▶ _RAW RECORDS_:

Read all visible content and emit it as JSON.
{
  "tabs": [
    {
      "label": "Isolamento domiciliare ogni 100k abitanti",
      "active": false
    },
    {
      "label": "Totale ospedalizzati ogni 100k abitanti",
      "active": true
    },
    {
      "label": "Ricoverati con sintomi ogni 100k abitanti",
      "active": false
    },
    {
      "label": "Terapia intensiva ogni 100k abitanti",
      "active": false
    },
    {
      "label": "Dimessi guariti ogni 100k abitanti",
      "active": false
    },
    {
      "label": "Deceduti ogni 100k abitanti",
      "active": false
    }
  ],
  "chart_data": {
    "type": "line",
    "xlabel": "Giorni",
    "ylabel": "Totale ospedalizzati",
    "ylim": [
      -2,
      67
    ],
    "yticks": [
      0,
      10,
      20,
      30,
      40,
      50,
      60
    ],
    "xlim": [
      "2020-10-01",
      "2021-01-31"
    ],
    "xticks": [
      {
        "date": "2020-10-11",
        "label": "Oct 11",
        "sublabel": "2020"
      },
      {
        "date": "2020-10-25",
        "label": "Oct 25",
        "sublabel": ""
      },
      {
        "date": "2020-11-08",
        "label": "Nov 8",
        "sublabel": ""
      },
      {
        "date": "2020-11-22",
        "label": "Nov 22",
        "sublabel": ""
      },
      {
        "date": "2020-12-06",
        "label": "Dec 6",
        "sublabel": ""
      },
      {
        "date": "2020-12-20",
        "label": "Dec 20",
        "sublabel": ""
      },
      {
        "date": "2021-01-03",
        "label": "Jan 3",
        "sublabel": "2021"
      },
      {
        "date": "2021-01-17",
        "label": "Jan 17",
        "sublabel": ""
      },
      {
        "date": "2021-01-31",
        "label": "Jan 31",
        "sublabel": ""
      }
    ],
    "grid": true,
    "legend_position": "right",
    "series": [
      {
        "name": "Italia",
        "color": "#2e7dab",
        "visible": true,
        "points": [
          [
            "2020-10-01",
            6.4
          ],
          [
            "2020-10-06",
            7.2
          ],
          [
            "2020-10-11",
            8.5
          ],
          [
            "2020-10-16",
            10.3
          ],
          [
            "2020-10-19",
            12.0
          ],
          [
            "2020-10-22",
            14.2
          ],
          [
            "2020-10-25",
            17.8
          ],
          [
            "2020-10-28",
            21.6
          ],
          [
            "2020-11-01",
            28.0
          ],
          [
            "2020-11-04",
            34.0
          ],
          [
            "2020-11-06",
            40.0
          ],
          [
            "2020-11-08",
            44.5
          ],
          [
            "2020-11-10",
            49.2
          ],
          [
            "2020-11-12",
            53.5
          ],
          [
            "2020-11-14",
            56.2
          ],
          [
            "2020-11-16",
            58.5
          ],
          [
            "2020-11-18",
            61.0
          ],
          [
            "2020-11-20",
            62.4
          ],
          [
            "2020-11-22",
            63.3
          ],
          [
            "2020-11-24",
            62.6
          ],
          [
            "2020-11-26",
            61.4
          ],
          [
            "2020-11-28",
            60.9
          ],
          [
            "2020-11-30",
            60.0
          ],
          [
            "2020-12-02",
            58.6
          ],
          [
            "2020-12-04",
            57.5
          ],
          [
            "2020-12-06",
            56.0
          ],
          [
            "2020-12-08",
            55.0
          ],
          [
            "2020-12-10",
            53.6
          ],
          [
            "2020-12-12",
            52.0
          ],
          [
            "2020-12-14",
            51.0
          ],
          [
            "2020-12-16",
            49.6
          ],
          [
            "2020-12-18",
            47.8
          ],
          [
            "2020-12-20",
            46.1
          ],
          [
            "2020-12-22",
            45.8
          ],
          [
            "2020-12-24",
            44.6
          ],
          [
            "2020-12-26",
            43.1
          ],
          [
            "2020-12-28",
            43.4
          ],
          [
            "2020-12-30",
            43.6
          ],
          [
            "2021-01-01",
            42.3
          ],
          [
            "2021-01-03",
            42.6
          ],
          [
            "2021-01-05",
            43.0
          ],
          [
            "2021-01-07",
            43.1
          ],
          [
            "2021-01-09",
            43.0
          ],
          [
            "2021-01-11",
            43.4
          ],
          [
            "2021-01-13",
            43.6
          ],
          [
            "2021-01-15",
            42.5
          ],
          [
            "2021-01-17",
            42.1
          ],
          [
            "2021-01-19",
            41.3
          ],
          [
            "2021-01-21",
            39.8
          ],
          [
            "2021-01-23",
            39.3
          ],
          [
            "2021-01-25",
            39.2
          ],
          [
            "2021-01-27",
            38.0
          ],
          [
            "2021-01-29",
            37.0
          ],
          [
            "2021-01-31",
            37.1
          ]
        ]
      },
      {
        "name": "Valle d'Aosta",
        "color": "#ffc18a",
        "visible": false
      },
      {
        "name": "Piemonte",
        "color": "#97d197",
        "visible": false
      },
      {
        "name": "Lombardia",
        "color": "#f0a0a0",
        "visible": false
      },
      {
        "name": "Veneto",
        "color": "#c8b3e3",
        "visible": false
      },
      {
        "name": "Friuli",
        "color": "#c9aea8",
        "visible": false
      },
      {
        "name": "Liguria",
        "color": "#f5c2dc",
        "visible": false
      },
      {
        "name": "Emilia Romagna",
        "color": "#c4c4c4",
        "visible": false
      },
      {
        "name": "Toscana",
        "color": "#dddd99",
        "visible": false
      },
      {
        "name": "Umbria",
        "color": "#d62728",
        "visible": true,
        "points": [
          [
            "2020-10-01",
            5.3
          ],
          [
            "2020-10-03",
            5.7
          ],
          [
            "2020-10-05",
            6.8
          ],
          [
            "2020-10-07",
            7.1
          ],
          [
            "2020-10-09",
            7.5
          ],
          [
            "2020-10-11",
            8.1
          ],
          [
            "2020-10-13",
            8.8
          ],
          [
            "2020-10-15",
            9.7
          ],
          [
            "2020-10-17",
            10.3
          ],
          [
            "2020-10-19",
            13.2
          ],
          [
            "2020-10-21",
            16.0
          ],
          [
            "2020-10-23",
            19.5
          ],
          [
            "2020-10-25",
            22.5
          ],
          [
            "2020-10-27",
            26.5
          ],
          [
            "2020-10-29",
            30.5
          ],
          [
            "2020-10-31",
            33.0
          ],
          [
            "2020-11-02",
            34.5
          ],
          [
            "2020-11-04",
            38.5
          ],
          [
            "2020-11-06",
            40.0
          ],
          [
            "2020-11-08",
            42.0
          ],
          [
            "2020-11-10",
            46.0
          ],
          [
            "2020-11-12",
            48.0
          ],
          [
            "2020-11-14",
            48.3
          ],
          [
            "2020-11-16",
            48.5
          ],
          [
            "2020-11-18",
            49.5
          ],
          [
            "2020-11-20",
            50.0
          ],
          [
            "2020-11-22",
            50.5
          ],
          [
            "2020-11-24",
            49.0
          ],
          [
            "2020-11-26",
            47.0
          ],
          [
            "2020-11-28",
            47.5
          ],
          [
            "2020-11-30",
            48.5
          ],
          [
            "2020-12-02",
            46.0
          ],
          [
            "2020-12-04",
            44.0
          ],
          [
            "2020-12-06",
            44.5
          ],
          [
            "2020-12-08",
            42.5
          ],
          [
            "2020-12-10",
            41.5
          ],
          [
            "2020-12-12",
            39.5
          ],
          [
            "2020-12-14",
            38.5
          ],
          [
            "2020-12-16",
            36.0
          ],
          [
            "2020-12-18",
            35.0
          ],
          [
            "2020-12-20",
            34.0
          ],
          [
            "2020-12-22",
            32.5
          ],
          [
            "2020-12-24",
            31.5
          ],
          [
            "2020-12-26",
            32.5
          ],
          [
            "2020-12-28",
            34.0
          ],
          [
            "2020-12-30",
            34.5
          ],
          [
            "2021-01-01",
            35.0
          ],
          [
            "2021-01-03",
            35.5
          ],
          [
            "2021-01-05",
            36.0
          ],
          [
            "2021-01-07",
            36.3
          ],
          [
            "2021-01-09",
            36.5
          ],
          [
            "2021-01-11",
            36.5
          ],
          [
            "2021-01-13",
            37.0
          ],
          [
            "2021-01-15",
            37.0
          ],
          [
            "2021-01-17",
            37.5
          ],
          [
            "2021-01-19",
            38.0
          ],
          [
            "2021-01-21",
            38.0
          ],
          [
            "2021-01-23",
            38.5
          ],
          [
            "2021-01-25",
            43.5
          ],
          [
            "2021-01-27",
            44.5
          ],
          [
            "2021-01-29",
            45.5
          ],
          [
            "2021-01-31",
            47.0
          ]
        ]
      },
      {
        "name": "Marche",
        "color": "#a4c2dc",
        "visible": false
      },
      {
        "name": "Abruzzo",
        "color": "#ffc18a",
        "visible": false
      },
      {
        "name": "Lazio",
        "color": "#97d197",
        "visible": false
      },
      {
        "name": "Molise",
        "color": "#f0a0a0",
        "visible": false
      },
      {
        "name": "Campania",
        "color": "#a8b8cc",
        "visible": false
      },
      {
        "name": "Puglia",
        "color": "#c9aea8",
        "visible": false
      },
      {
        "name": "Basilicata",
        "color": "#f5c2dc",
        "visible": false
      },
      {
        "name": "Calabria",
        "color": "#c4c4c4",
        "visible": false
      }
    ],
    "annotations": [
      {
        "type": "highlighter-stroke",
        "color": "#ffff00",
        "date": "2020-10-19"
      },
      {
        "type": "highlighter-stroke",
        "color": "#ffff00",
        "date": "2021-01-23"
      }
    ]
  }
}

▶ _REQUIREMENT_:
Only lines that contain the word "ospedalizzati" are wanted; copy each of them.

▶ _EXERCISE OUTPUT_:
      "label": "Totale ospedalizzati ogni 100k abitanti",
    "ylabel": "Totale ospedalizzati",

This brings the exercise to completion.